**Article:**
§

Cemetery Sunday took place on the first Sunday of November. Dressed in our best we accompanied our parents to the town cemetery. I, as eldest, sometimes had to explain to the current youngest that our paternal grandparents and Auntie Josie were buried in Omagh, a far-away town.

Clad in an ornate black chasuble, our Parish Priest, preceded by a server carrying aloft a tall brass crucifix, led the procession of Mass servers and parishioners into the bleak stone chapel built on the highest point of the cemetery. A single bell tolled the same mournful note which heralded the arrival of a funeral to the cemetery. The Rosary was prayed. The choir sang a dirge-like hymn about the suffering souls in Purgatory.
The Parish Priest spoke at length on the brevity of life, the grief and the honour we were paying to our dead. The chill of early Winter seeped into the marrow. People wept and shivered. There was an incongruity about the bright wreaths and flowers lying on the graves.
For us Cemetery Sunday was not particularly harrowing. We had as yet no special grave to visit. If our father’s thoughts were with his family in Killyclogher Cemetery on that day, he never said so, but our gentle mother never left his side on those Sunday afternoons.
Then came the terrible Cemetery Sunday when we stood around a six-month grave. The wooden cross bore the name of our father. This, too, was the first Cemetery Sunday for our new Parish Priest. The procession duly made its way to the cemetery chapel. Tears rolled down as the Sorrowful Mysteries of the Rosary were prayed and the choir sang at its most mournful.
The Parish Priest began his homily. He spoke of the love that had brought us to the cemetery that day. We had loved them in life. In our remembering we were honouring them and expressing our love for those who had gone before us. Mary his mother, the disciple John and the women disciples had wept inconsolably for Jesus when he died on Calvary. Mary Magdalen wept at the tomb on that first Easter Sunday. Soon the tears were dried. Jesus had returned to them in his glorious Resurrection as those who lay here, as we in our turn, would rise again in the glory of Christ. The November breeze dried the wet faces. Hands squeezed on Rosary beads; not a grasp of despair but a gesture of hope that we were not parted forever from our beloved dead.
In later years the Parish Priest changed the date of Cemetery Sunday to a Sunday in August. November was too bleak a month. The bare trees spoke of death and in the Winter chill it was all too easy to despair. In the warm and mellow month of August maybe those who mourned would somehow experience the warmth of the Divine Love in the promise of the Resurrection.

§

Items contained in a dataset
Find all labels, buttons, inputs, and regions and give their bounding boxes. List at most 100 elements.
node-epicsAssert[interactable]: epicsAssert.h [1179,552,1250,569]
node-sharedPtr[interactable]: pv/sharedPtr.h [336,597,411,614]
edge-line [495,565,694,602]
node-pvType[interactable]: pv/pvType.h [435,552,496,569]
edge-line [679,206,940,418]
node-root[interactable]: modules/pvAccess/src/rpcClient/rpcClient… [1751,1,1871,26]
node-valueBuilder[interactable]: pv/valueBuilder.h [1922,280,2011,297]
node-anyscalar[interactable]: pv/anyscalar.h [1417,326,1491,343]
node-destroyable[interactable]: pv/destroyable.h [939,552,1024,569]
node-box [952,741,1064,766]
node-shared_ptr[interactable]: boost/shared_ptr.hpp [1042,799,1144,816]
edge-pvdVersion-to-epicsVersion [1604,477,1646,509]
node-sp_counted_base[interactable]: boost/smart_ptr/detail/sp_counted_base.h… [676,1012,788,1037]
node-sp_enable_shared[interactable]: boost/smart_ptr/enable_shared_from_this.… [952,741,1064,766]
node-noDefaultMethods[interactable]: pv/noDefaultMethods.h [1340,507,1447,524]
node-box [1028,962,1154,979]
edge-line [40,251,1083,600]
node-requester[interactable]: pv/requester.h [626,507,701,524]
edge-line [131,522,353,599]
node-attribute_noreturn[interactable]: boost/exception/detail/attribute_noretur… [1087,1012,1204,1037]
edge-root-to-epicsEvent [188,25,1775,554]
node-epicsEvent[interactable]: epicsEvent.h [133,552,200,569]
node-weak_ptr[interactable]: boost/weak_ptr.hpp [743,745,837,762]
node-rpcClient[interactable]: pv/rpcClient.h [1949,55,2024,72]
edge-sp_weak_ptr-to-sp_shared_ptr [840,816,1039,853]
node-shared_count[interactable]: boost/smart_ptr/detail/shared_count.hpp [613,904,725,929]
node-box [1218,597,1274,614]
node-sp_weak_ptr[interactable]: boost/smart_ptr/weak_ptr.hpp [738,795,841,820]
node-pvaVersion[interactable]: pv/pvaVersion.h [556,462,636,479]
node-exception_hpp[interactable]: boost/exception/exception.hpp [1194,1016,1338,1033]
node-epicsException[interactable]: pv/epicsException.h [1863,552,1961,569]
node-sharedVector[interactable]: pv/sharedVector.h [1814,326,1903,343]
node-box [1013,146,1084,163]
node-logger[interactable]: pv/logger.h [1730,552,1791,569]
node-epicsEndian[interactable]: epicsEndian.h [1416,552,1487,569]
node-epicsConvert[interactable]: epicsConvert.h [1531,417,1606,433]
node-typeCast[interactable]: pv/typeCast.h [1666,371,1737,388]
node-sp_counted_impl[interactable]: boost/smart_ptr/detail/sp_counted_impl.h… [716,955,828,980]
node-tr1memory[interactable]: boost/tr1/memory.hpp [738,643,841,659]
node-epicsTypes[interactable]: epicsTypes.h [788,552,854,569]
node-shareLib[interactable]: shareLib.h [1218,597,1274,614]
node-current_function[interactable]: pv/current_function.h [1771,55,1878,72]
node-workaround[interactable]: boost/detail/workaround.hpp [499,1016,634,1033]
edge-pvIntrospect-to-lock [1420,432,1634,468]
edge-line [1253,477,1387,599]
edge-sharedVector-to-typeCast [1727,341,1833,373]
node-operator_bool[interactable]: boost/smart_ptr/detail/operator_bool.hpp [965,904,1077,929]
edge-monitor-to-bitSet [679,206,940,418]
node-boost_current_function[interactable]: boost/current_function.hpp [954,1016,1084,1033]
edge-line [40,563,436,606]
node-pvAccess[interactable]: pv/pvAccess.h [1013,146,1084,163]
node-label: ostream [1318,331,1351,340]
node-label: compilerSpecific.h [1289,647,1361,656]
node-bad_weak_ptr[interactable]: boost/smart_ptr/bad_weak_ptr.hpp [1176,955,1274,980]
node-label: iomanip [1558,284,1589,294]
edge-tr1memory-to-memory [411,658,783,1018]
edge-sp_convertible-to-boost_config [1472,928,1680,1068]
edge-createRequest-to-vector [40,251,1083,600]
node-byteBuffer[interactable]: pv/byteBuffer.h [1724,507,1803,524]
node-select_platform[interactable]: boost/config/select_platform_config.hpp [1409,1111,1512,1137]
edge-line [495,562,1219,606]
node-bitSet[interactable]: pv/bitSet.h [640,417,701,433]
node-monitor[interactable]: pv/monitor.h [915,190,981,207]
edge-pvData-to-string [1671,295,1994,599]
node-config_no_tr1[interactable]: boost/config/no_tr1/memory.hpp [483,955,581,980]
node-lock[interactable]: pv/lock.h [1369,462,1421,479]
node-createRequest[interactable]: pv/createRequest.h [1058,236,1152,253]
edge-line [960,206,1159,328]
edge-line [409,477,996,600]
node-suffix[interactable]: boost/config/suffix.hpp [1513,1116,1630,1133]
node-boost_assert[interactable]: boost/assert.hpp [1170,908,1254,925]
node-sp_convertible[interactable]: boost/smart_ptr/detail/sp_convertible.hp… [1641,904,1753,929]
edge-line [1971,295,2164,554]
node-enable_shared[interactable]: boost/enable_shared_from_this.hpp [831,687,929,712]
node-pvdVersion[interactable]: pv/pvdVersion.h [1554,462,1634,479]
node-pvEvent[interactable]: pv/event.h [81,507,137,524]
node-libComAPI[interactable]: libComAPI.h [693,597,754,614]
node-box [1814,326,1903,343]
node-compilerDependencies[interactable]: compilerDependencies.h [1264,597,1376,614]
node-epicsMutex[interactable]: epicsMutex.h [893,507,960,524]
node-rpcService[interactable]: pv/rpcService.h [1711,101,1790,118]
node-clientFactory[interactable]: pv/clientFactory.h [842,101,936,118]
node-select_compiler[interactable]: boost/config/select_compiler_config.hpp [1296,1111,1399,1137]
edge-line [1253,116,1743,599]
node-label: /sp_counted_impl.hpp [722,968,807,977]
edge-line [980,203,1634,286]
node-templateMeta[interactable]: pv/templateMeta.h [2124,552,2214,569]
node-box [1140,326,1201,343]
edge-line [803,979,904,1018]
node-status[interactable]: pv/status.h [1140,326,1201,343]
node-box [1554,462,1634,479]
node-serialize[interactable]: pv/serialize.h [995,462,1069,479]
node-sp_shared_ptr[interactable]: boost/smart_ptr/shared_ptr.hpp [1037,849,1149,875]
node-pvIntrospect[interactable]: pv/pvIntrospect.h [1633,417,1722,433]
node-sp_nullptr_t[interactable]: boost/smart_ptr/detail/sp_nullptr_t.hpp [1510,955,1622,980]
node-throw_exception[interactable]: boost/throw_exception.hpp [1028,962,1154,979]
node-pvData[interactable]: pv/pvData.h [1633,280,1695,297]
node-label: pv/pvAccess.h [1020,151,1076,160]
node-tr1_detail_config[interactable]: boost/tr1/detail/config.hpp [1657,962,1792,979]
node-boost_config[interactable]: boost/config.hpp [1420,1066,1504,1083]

§

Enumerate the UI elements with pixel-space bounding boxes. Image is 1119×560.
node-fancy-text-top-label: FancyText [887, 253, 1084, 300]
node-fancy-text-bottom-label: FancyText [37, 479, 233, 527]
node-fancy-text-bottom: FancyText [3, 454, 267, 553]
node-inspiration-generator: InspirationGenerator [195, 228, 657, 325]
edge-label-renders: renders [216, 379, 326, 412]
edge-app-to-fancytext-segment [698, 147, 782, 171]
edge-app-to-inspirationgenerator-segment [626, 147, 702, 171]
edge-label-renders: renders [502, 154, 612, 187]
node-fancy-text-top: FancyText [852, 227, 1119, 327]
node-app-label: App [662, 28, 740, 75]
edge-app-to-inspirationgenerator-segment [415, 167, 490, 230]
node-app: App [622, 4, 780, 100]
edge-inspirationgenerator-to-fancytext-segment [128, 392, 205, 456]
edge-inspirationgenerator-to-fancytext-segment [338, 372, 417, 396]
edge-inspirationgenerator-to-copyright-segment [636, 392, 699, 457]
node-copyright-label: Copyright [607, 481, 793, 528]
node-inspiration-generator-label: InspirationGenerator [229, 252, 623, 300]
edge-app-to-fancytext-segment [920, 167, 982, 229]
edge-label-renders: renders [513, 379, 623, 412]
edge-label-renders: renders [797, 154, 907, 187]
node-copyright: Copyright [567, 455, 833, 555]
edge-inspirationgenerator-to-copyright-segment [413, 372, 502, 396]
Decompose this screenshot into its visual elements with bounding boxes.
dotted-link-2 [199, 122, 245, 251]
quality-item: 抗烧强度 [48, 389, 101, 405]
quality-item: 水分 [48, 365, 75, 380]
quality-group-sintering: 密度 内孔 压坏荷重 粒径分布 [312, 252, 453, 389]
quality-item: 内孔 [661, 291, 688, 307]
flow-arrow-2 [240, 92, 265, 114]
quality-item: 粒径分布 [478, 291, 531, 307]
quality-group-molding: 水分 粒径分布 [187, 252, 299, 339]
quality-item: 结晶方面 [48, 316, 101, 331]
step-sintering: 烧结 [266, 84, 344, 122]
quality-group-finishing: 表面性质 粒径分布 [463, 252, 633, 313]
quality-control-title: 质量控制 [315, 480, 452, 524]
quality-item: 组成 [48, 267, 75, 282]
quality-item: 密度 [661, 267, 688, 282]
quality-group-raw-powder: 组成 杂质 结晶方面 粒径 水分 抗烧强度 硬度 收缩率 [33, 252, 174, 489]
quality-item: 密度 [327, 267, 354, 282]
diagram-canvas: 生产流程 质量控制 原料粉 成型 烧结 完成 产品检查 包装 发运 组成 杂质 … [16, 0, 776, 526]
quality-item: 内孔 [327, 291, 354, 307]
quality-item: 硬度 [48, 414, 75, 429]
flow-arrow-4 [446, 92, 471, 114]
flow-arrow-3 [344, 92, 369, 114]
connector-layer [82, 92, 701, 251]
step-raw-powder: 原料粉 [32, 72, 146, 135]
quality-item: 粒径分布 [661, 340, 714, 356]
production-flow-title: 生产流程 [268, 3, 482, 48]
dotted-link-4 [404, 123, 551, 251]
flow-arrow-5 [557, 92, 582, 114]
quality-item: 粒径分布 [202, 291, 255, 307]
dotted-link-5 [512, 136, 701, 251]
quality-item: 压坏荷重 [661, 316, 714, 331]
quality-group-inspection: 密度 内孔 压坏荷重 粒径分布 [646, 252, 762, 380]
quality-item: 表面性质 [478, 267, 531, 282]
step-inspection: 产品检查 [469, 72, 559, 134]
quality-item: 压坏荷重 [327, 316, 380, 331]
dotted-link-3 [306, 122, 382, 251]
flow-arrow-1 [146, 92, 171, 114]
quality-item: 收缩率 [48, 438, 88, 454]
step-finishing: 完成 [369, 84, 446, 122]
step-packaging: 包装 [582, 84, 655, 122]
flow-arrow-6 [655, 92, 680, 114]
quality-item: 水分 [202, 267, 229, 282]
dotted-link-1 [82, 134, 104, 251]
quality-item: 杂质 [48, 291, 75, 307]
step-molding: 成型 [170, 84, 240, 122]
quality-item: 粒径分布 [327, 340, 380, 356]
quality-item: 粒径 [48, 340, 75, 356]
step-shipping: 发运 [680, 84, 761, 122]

§

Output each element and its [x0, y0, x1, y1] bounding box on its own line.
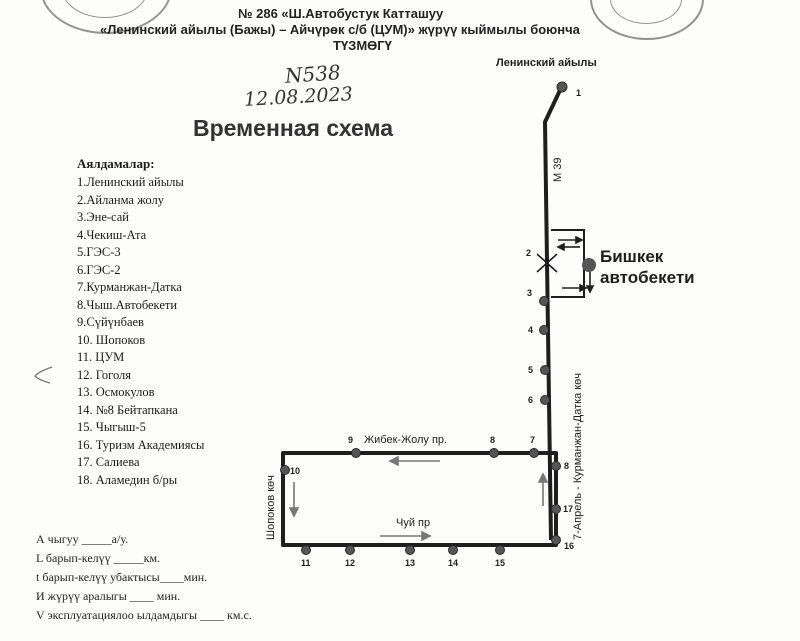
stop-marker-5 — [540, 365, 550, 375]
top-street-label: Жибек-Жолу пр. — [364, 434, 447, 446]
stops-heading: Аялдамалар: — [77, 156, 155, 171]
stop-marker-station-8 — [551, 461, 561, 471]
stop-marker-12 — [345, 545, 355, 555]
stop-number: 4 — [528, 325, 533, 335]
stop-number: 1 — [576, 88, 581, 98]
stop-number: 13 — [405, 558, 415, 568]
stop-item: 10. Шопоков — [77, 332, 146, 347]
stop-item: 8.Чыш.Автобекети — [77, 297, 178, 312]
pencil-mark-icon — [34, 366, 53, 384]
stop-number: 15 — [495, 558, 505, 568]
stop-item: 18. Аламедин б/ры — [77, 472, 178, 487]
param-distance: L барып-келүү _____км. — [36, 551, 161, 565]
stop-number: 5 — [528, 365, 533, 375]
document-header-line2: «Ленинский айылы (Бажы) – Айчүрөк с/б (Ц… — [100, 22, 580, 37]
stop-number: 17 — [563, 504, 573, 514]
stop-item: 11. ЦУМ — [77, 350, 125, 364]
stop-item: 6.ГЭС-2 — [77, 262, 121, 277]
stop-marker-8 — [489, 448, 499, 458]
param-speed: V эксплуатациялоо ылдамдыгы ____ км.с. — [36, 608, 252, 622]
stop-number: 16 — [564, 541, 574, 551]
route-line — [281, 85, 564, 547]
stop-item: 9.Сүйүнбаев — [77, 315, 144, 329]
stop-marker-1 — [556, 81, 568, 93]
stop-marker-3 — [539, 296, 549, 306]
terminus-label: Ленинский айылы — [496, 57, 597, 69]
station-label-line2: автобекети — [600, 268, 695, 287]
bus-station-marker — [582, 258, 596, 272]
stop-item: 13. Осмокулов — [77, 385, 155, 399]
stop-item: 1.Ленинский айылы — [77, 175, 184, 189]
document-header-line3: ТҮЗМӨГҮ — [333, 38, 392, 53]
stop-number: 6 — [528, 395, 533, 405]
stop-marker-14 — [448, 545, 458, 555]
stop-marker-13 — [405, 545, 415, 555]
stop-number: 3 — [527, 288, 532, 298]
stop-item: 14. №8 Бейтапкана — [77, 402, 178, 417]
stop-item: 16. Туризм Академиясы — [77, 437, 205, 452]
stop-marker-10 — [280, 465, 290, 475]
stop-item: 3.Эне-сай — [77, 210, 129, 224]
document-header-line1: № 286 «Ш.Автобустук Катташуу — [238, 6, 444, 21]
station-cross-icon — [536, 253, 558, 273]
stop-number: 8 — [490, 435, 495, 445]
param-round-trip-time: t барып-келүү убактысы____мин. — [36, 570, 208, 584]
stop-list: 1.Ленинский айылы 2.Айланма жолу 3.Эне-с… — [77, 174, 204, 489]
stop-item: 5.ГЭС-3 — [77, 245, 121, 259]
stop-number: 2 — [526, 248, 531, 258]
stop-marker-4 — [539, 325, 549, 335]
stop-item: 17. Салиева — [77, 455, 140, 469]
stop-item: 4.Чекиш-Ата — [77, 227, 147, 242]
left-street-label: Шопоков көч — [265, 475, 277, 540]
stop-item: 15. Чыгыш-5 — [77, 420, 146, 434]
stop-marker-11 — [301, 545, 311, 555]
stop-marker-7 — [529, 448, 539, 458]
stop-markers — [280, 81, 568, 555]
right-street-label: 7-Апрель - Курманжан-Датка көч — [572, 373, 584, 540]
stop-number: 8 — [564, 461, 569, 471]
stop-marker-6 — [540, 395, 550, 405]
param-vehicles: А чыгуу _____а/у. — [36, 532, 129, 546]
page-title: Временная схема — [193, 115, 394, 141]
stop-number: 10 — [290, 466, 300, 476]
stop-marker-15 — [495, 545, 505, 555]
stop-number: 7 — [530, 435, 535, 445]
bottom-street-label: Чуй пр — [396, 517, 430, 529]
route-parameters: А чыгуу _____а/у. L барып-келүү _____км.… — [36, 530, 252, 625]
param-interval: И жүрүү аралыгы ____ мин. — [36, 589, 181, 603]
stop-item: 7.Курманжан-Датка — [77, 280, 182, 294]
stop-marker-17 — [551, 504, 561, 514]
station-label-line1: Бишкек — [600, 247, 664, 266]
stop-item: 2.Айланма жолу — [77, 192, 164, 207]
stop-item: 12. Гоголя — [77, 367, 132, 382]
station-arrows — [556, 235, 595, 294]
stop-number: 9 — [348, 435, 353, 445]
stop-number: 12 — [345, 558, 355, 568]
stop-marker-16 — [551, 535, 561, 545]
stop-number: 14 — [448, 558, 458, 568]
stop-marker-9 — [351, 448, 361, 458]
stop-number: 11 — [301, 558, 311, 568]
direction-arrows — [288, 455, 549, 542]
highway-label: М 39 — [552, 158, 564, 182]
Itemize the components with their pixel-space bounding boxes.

§

**Stated goal 1:** In the piece about Cemetery Sunday, where were the paternal grandparents and Auntie Josie buried?
**Stated goal 2:** Carry on the piece about Cemetery Sunday, starting after its final sentence.
These items have no connection to the text about Cemetery Sunday.

**Final result 1:** They were buried in Omagh.

**Final result 2:**
Of late my November pilgrimage of honour to my beloved dead is a pilgrimage to the cemetery of the SMA order in Cork, where our Uncle Peter lies with those other SMA priests and brothers who offered their lives so willingly and joyfully to God as missionaries. Praying the Mass and standing by the grave I was usually assailed with loneliness at the loss of my parents who died too young, and all dear to me who are gone.
In the 150th anniversary year of the founding of the SMA order, their Cemetery Sunday took place in June. I made my way to Uncle Peter’s grave, placed on it a single white Rose and felt my face breaking into a smile. Crowding into my mind came images of happy times. We as children asking our uncle if their father had really bathed his sons in the river Shrule? Chuckling with delight as his formidable sisters spoke to our father as if he were a small boy. Our mother stepping lightly around our kitchen, looking after our visitors; the jingle of coins in our pockets; the delicious taste of strange sweets from Up North.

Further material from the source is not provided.